__Material for the task__.
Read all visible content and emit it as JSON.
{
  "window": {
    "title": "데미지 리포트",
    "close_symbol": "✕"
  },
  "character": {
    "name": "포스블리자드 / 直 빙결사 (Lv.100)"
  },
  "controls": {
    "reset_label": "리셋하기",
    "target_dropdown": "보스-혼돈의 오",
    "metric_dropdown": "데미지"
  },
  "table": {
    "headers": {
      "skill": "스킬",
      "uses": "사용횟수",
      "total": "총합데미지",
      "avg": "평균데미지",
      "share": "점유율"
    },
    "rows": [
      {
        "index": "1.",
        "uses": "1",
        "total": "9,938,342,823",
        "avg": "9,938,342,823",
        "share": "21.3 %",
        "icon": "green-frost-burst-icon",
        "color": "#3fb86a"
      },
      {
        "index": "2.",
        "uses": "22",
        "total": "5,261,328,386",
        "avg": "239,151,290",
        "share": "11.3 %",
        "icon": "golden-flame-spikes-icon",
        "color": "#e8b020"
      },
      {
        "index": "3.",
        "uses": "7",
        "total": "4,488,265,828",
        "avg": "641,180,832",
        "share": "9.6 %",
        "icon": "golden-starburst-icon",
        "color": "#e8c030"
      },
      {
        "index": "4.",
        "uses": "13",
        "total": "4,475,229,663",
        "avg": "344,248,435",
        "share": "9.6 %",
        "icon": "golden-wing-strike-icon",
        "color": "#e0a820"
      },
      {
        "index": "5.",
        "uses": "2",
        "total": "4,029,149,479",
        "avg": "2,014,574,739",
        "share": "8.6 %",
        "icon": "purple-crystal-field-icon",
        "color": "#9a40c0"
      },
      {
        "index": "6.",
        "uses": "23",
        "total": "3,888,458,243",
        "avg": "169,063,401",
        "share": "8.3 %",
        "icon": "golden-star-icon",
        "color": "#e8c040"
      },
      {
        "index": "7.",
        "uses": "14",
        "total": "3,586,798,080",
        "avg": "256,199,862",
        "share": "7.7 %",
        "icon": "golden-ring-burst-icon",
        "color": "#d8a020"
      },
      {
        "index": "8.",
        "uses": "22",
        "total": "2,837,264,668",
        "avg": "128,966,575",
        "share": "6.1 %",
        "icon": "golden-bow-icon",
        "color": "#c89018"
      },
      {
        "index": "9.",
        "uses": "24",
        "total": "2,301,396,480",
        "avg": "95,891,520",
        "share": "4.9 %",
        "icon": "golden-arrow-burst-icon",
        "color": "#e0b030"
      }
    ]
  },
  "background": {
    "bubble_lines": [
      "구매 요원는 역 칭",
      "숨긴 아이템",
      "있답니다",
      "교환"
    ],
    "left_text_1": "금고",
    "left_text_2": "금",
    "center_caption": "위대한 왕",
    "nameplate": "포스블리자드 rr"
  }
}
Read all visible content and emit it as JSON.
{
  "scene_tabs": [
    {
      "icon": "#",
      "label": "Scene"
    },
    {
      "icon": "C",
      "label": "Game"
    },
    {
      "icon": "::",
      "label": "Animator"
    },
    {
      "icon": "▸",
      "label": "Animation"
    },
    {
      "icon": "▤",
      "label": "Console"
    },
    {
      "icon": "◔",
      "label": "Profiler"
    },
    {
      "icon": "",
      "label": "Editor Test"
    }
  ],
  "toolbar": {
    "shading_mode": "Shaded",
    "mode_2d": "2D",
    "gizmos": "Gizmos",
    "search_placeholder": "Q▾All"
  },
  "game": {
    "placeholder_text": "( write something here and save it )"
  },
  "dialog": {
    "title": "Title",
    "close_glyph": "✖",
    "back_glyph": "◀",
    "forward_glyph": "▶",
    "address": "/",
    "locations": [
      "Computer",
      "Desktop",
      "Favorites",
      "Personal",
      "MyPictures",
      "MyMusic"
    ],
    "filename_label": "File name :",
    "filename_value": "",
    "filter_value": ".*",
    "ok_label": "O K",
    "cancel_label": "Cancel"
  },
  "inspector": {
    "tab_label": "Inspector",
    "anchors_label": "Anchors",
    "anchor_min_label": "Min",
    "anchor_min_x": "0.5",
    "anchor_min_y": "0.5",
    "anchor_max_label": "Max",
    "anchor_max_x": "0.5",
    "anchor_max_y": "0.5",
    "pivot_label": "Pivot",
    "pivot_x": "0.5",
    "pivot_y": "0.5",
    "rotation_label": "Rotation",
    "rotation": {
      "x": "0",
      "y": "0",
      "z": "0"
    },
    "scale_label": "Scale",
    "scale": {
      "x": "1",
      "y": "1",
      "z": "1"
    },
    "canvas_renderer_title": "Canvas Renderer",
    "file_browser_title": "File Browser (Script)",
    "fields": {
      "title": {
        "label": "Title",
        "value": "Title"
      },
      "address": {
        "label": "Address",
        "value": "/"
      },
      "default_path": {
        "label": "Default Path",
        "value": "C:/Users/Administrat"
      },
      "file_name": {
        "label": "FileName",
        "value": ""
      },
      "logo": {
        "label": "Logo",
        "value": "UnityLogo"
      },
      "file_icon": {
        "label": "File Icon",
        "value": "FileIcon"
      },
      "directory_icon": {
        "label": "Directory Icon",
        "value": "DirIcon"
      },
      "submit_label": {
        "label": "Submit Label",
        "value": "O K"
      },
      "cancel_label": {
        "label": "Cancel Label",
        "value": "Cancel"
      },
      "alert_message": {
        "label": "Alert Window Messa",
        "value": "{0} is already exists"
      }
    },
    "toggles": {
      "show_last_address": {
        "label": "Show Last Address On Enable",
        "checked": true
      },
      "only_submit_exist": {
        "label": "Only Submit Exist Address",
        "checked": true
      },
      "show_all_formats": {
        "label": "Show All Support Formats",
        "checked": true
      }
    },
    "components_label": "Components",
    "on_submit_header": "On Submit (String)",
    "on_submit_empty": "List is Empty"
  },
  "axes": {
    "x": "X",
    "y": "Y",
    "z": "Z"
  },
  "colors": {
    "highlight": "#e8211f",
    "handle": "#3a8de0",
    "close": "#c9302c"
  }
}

__Stated exercise__.
Write the listing out again, exactly as it reads.

__Reply__.
Read all visible content and emit it as JSON.
{
  "window": {
    "title": "데미지 리포트",
    "close_symbol": "✕"
  },
  "character": {
    "name": "포스블리자드 / 直 빙결사 (Lv.100)"
  },
  "controls": {
    "reset_label": "리셋하기",
    "target_dropdown": "보스-혼돈의 오",
    "metric_dropdown": "데미지"
  },
  "table": {
    "headers": {
      "skill": "스킬",
      "uses": "사용횟수",
      "total": "총합데미지",
      "avg": "평균데미지",
      "share": "점유율"
    },
    "rows": [
      {
        "index": "1.",
        "uses": "1",
        "total": "9,938,342,823",
        "avg": "9,938,342,823",
        "share": "21.3 %",
        "icon": "green-frost-burst-icon",
        "color": "#3fb86a"
      },
      {
        "index": "2.",
        "uses": "22",
        "total": "5,261,328,386",
        "avg": "239,151,290",
        "share": "11.3 %",
        "icon": "golden-flame-spikes-icon",
        "color": "#e8b020"
      },
      {
        "index": "3.",
        "uses": "7",
        "total": "4,488,265,828",
        "avg": "641,180,832",
        "share": "9.6 %",
        "icon": "golden-starburst-icon",
        "color": "#e8c030"
      },
      {
        "index": "4.",
        "uses": "13",
        "total": "4,475,229,663",
        "avg": "344,248,435",
        "share": "9.6 %",
        "icon": "golden-wing-strike-icon",
        "color": "#e0a820"
      },
      {
        "index": "5.",
        "uses": "2",
        "total": "4,029,149,479",
        "avg": "2,014,574,739",
        "share": "8.6 %",
        "icon": "purple-crystal-field-icon",
        "color": "#9a40c0"
      },
      {
        "index": "6.",
        "uses": "23",
        "total": "3,888,458,243",
        "avg": "169,063,401",
        "share": "8.3 %",
        "icon": "golden-star-icon",
        "color": "#e8c040"
      },
      {
        "index": "7.",
        "uses": "14",
        "total": "3,586,798,080",
        "avg": "256,199,862",
        "share": "7.7 %",
        "icon": "golden-ring-burst-icon",
        "color": "#d8a020"
      },
      {
        "index": "8.",
        "uses": "22",
        "total": "2,837,264,668",
        "avg": "128,966,575",
        "share": "6.1 %",
        "icon": "golden-bow-icon",
        "color": "#c89018"
      },
      {
        "index": "9.",
        "uses": "24",
        "total": "2,301,396,480",
        "avg": "95,891,520",
        "share": "4.9 %",
        "icon": "golden-arrow-burst-icon",
        "color": "#e0b030"
      }
    ]
  },
  "background": {
    "bubble_lines": [
      "구매 요원는 역 칭",
      "숨긴 아이템",
      "있답니다",
      "교환"
    ],
    "left_text_1": "금고",
    "left_text_2": "금",
    "center_caption": "위대한 왕",
    "nameplate": "포스블리자드 rr"
  }
}
Read all visible content and emit it as JSON.
{
  "scene_tabs": [
    {
      "icon": "#",
      "label": "Scene"
    },
    {
      "icon": "C",
      "label": "Game"
    },
    {
      "icon": "::",
      "label": "Animator"
    },
    {
      "icon": "▸",
      "label": "Animation"
    },
    {
      "icon": "▤",
      "label": "Console"
    },
    {
      "icon": "◔",
      "label": "Profiler"
    },
    {
      "icon": "",
      "label": "Editor Test"
    }
  ],
  "toolbar": {
    "shading_mode": "Shaded",
    "mode_2d": "2D",
    "gizmos": "Gizmos",
    "search_placeholder": "Q▾All"
  },
  "game": {
    "placeholder_text": "( write something here and save it )"
  },
  "dialog": {
    "title": "Title",
    "close_glyph": "✖",
    "back_glyph": "◀",
    "forward_glyph": "▶",
    "address": "/",
    "locations": [
      "Computer",
      "Desktop",
      "Favorites",
      "Personal",
      "MyPictures",
      "MyMusic"
    ],
    "filename_label": "File name :",
    "filename_value": "",
    "filter_value": ".*",
    "ok_label": "O K",
    "cancel_label": "Cancel"
  },
  "inspector": {
    "tab_label": "Inspector",
    "anchors_label": "Anchors",
    "anchor_min_label": "Min",
    "anchor_min_x": "0.5",
    "anchor_min_y": "0.5",
    "anchor_max_label": "Max",
    "anchor_max_x": "0.5",
    "anchor_max_y": "0.5",
    "pivot_label": "Pivot",
    "pivot_x": "0.5",
    "pivot_y": "0.5",
    "rotation_label": "Rotation",
    "rotation": {
      "x": "0",
      "y": "0",
      "z": "0"
    },
    "scale_label": "Scale",
    "scale": {
      "x": "1",
      "y": "1",
      "z": "1"
    },
    "canvas_renderer_title": "Canvas Renderer",
    "file_browser_title": "File Browser (Script)",
    "fields": {
      "title": {
        "label": "Title",
        "value": "Title"
      },
      "address": {
        "label": "Address",
        "value": "/"
      },
      "default_path": {
        "label": "Default Path",
        "value": "C:/Users/Administrat"
      },
      "file_name": {
        "label": "FileName",
        "value": ""
      },
      "logo": {
        "label": "Logo",
        "value": "UnityLogo"
      },
      "file_icon": {
        "label": "File Icon",
        "value": "FileIcon"
      },
      "directory_icon": {
        "label": "Directory Icon",
        "value": "DirIcon"
      },
      "submit_label": {
        "label": "Submit Label",
        "value": "O K"
      },
      "cancel_label": {
        "label": "Cancel Label",
        "value": "Cancel"
      },
      "alert_message": {
        "label": "Alert Window Messa",
        "value": "{0} is already exists"
      }
    },
    "toggles": {
      "show_last_address": {
        "label": "Show Last Address On Enable",
        "checked": true
      },
      "only_submit_exist": {
        "label": "Only Submit Exist Address",
        "checked": true
      },
      "show_all_formats": {
        "label": "Show All Support Formats",
        "checked": true
      }
    },
    "components_label": "Components",
    "on_submit_header": "On Submit (String)",
    "on_submit_empty": "List is Empty"
  },
  "axes": {
    "x": "X",
    "y": "Y",
    "z": "Z"
  },
  "colors": {
    "highlight": "#e8211f",
    "handle": "#3a8de0",
    "close": "#c9302c"
  }
}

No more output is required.